**Directions:** Reproduce each line that includes the word "color".

**Dataset rows about figures:**
>>>
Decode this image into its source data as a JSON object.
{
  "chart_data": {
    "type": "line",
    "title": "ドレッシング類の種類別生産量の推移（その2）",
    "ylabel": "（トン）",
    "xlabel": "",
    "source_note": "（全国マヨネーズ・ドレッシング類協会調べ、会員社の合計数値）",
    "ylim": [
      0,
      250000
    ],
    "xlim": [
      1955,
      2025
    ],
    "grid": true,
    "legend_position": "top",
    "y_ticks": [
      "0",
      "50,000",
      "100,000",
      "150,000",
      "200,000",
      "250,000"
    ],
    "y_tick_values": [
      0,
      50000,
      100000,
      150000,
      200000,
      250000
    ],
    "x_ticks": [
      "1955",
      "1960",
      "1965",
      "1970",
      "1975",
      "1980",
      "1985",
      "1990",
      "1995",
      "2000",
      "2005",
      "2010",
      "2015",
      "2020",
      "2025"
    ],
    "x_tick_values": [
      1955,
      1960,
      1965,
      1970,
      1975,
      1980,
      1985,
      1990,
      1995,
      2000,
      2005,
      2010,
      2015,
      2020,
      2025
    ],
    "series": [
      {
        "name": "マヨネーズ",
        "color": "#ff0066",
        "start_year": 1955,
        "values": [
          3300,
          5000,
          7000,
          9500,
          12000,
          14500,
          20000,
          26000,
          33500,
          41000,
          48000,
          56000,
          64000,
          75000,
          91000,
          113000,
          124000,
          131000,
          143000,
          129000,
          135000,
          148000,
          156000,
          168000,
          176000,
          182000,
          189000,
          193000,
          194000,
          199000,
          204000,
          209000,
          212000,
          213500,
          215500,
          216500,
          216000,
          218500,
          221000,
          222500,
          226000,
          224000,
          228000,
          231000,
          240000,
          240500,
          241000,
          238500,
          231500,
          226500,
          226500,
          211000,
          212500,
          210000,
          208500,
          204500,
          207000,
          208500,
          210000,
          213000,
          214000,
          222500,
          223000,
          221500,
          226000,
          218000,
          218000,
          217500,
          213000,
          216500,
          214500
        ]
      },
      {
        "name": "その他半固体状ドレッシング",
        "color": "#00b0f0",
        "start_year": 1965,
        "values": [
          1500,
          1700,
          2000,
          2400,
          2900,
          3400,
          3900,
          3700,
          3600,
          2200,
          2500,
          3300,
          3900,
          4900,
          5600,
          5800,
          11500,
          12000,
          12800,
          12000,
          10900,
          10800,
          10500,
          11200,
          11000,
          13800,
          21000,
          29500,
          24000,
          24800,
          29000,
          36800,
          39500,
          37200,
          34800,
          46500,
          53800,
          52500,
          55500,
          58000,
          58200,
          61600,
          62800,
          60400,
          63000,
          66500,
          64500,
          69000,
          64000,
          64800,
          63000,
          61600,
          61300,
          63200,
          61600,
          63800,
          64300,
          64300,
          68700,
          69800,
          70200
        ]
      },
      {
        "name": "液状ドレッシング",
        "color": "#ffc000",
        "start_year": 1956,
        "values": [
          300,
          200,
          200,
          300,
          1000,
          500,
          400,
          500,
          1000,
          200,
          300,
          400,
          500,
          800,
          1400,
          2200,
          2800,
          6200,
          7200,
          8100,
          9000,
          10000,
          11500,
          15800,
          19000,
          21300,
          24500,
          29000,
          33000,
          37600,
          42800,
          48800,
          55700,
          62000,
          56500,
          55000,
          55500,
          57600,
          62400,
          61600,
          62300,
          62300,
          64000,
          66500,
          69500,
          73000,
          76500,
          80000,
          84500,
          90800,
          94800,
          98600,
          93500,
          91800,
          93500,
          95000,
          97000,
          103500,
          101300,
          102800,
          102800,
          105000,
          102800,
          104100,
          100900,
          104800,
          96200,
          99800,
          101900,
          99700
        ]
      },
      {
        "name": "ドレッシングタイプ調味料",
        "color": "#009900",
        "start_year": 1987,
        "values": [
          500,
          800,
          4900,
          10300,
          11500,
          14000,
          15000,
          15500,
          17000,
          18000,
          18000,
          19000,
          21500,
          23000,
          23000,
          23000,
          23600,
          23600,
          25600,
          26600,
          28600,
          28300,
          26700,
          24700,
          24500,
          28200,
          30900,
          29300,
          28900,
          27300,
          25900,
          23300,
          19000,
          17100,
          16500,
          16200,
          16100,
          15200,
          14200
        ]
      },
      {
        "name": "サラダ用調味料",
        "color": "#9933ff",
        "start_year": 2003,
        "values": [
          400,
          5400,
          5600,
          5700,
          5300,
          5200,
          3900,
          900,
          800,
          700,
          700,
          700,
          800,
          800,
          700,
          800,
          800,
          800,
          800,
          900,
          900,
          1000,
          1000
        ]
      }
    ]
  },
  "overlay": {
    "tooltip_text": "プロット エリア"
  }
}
<<<
**Full solution:**
        "color": "#ff0066",
        "color": "#00b0f0",
        "color": "#ffc000",
        "color": "#009900",
        "color": "#9933ff",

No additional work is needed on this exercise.